**DATA SUPPLIED:**
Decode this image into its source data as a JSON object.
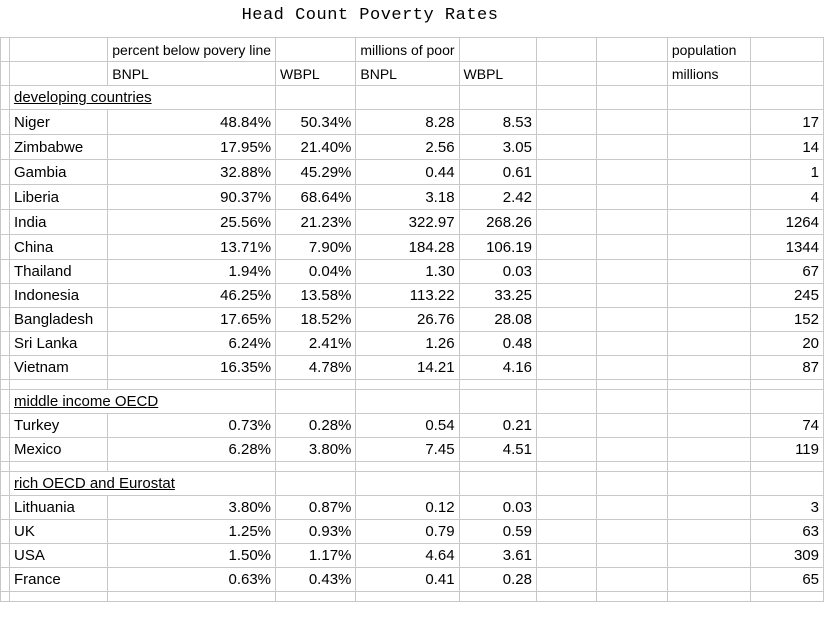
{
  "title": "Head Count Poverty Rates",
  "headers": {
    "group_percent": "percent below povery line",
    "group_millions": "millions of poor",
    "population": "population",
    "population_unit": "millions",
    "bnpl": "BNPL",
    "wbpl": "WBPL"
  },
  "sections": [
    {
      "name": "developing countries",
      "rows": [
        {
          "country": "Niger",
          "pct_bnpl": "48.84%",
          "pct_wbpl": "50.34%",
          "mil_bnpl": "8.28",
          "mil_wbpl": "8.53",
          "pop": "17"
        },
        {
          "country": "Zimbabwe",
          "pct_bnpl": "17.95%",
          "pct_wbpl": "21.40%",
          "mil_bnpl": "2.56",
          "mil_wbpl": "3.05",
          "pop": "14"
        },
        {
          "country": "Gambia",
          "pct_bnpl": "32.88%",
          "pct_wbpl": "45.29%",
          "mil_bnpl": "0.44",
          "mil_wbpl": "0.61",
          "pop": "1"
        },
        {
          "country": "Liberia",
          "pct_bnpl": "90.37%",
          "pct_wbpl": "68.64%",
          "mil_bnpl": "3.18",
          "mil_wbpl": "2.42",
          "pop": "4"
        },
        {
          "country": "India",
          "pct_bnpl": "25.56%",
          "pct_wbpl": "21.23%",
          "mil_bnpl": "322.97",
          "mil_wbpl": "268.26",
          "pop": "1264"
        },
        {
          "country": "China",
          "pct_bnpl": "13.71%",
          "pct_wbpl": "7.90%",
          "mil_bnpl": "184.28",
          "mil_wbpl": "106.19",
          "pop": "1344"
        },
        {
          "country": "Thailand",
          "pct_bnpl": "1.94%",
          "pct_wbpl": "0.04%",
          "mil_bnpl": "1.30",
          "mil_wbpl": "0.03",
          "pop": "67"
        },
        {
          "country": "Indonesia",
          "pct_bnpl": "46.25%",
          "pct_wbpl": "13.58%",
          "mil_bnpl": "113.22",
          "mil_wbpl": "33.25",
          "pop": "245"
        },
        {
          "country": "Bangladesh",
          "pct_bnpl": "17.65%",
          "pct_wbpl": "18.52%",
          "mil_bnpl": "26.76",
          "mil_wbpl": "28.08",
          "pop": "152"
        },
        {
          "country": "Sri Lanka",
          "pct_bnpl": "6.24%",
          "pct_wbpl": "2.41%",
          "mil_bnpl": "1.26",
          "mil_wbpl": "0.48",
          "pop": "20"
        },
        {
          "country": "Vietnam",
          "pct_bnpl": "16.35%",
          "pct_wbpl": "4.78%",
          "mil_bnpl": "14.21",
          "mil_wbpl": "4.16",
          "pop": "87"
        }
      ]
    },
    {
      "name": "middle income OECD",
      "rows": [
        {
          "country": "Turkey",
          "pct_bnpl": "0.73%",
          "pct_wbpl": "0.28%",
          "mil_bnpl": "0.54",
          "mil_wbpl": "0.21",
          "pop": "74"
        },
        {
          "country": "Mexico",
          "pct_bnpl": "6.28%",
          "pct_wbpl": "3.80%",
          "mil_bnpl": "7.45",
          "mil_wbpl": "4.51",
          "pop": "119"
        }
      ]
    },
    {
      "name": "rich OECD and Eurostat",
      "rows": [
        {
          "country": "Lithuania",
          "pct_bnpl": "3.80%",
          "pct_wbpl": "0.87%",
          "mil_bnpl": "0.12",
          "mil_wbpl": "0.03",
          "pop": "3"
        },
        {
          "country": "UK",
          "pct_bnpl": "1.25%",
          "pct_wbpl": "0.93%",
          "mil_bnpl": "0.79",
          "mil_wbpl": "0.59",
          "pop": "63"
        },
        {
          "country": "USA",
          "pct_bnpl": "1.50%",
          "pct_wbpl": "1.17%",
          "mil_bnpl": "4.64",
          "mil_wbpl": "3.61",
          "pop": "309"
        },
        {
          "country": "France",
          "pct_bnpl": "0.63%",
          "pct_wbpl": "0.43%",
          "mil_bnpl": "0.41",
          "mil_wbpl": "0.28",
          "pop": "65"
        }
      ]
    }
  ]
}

**DIRECTIVE:** Lines that hold "OECD" are the ones to copy; find all of them.

**TASK OUTPUT:**
      "name": "middle income OECD",
      "name": "rich OECD and Eurostat",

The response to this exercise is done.